Case ID: nh_75/html/0272-01.html
Source: Caselaw Access Project
Author: {"author": "Young, J.", "license": "Public Domain", "url": "https://static.case.law/"}
Date Created: 2024-08-24T03:29:51.129683

Belknap,
    May 4, 1909.
    O’Donnell v. Meredith & a.
    
    A mortgagee who redeems the mortgaged property within thirty days after its sale for taxes cannot complain of the purchaser’s failure to notify him of the sale.
    Real estate may be sold at public auction if the tax thereon is not paid on or before the first day of January next after its assessment.
    An ice-house standing on leased land is real estate for purposes of taxation, and may be held for all taxes assessed against the holder of the legal title.
    Bill in Equity, brought under section 1, chapter 64, Laws 1895, praying that a tax sale be decreed invalid and that the defendants or their tax collector be ordered to repay to the plaintiff the sum of $36.94. Transferred from the March term, 1908, of the superior court by Stone, J., without a ruling, upon an agreed Statement of facts.

EXCERPTED DATA »
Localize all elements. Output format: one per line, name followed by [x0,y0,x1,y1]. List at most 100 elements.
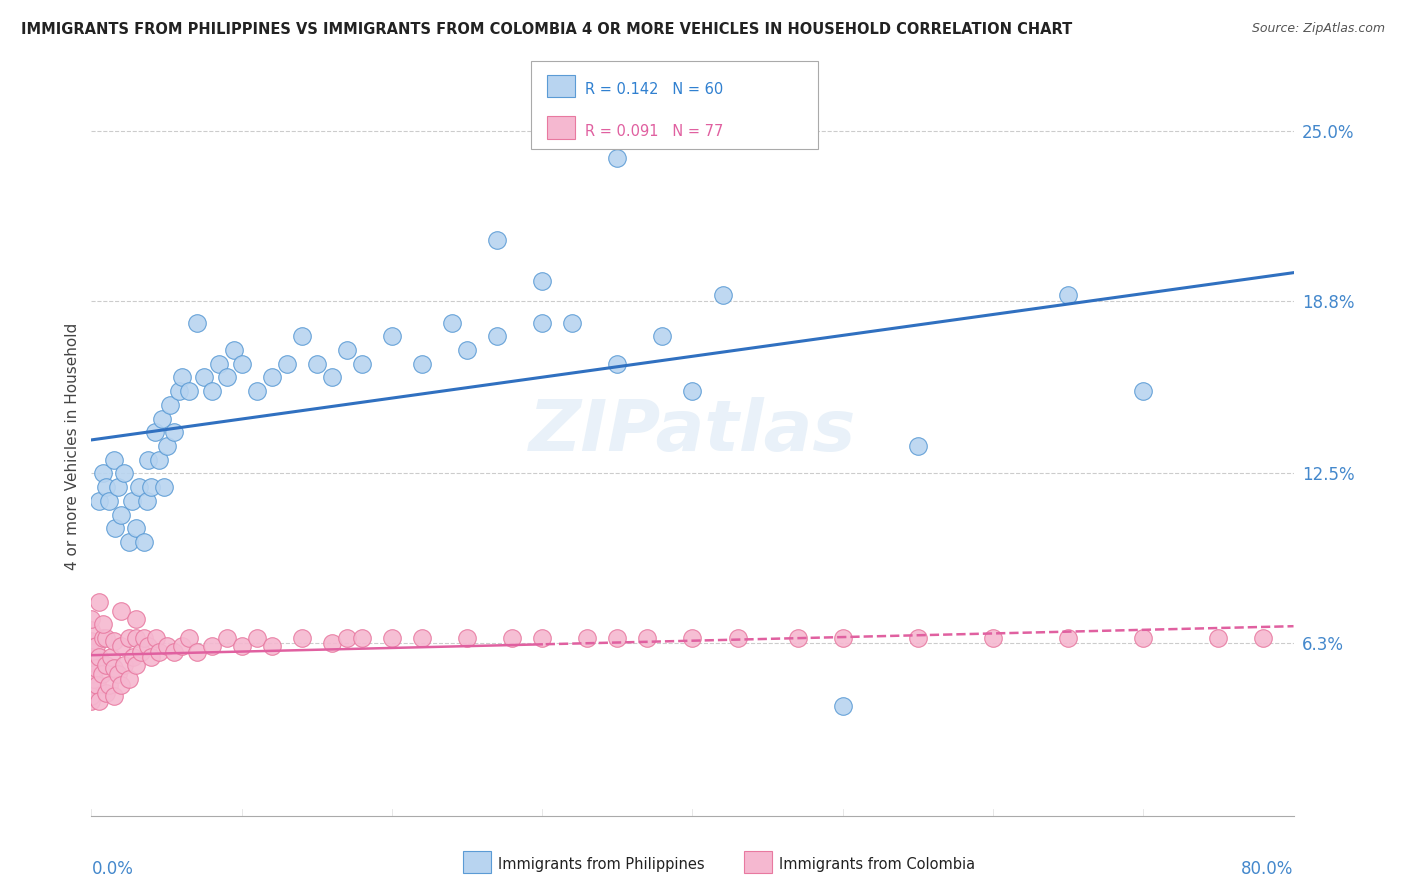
Point [381,631,404,645]
Point [215,631,238,645]
Point [260,639,283,653]
Point [103,689,125,703]
Point [132,631,155,645]
Text: ZIPatlas: ZIPatlas [529,397,856,466]
Point [150,411,173,425]
Point [83,672,105,686]
Point [177,631,200,645]
Point [155,439,177,453]
Point [107,666,129,681]
Point [80,623,103,637]
Point [981,631,1004,645]
Point [103,661,125,675]
Point [201,384,224,399]
Point [193,370,215,384]
Text: R = 0.091   N = 77: R = 0.091 N = 77 [585,124,723,138]
Point [167,384,190,399]
Point [381,329,404,343]
Point [186,645,208,659]
Point [321,370,343,384]
Point [129,645,152,659]
Point [321,636,343,650]
Point [80,694,103,708]
Point [107,480,129,494]
Point [145,631,167,645]
Point [531,631,554,645]
Point [143,425,166,440]
Point [305,357,328,371]
Point [531,275,554,289]
Point [1208,631,1230,645]
Point [84,661,107,675]
Point [831,631,853,645]
Point [159,398,181,412]
Point [291,631,314,645]
Text: 0.0%: 0.0% [91,860,134,878]
Point [486,329,509,343]
Point [86,677,108,691]
Point [163,425,186,440]
Point [80,656,103,670]
Point [170,639,193,653]
Point [786,631,808,645]
Point [110,508,132,522]
Point [276,357,298,371]
Point [246,384,269,399]
Text: IMMIGRANTS FROM PHILIPPINES VS IMMIGRANTS FROM COLOMBIA 4 OR MORE VEHICLES IN HO: IMMIGRANTS FROM PHILIPPINES VS IMMIGRANT… [21,22,1073,37]
Point [132,535,155,549]
Point [141,480,163,494]
Point [103,633,125,648]
Point [110,639,132,653]
Point [215,370,238,384]
Point [148,452,170,467]
Point [907,631,929,645]
Point [114,658,136,673]
Point [93,467,115,481]
Point [141,650,163,665]
Point [651,329,673,343]
Point [98,677,121,691]
Point [80,645,103,659]
Point [155,639,177,653]
Point [93,631,115,645]
Point [121,493,143,508]
Point [606,151,628,165]
Point [501,631,523,645]
Point [486,233,509,247]
Point [80,612,103,626]
Point [96,631,118,645]
Point [96,658,118,673]
Point [336,343,359,357]
Point [681,384,703,399]
Point [606,357,628,371]
Text: R = 0.142   N = 60: R = 0.142 N = 60 [585,82,723,96]
Point [246,631,269,645]
Point [727,631,749,645]
Point [87,493,110,508]
Point [80,689,103,703]
Point [1132,384,1154,399]
Point [128,480,150,494]
Point [118,672,141,686]
Point [122,650,145,665]
Point [110,603,132,617]
Point [231,357,253,371]
Text: Source: ZipAtlas.com: Source: ZipAtlas.com [1251,22,1385,36]
Text: Immigrants from Colombia: Immigrants from Colombia [779,857,974,871]
Point [411,631,433,645]
Point [87,595,110,609]
Point [1253,631,1275,645]
Point [208,357,231,371]
Point [350,357,373,371]
Point [114,467,136,481]
Point [163,645,186,659]
Point [170,370,193,384]
Point [531,316,554,330]
Point [148,645,170,659]
Point [98,493,121,508]
Point [93,617,115,632]
Point [96,480,118,494]
Point [1132,631,1154,645]
Point [80,677,103,691]
Point [104,521,127,535]
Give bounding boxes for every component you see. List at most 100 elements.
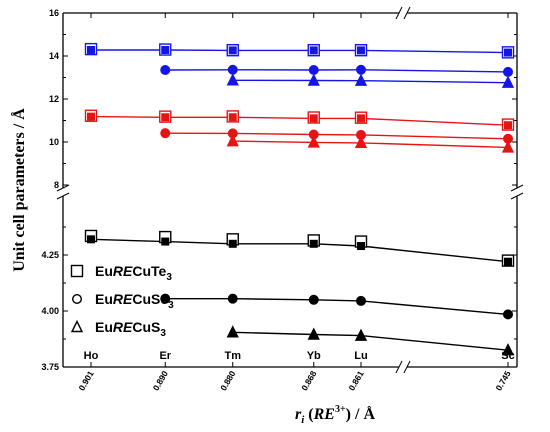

SHORT EXERCISE 1 »
Revise the passage of the case report that opens with the words containing "Bill in Equity, brought" and closes with "Statement of facts.", replacing "plaintiff" with "petitioner".
SHORT EXERCISE 2 »
Pick up the case report on the tax sale at the point where it stops, and continue it.
The entries are material separate from the case report.

TASK RESPONSE 1 »
Bill in Equity, brought under section 1, chapter 64, Laws 1895, praying that a tax sale be decreed invalid and that the defendants or their tax collector be ordered to repay to the petitioner the sum of $36.94. Transferred from the March term, 1908, of the superior court by Stone, J., without a ruling, upon an agreed Statement of facts.

TASK RESPONSE 2 »
    In 1906, the plaintiff took a mortgage of an ice-house erected on leased land in Meredith. In 1907, the town taxed the mortgagor for the house and other personal property. He did not pay his taxes when due, and on December 2, 1907, the collector advertised the house for sale, and on January 16, 1908, sold it to the town for all the taxes assessed against the mortgagor. The plaintiff redeemed before February 2, 1908. He now insists that the sale is invalid because (1) he was not legally notified of it, (2) the proceedings were begun prematurely, and (3) the collector had no lien on the house.
    
      Walter 8. Peaslee, for the plaintiff.
    
      Charles B. Hibbard, for the defendants.
   Young, J.

1. The plaintiff paid the town before the time to notify him of the sale had expired, and therefore he is in no position to complain of want of notice. P. S., a. 61, s. 8.

2. It was the mortgagor’s duty either to pay his taxes or to expose personal property within fourteen days after he was notified of the tax; and as he failed to do either, the collector was authorized to sell the house when and as he did, provided it is real estate within the meaning of section 13, chapter 60, Public Statutes, which is held to give the collector a lien on the mortgagor’s real estate for all the taxes assessed against him. Drew v. Morrill, 62 N. H. 23, 26.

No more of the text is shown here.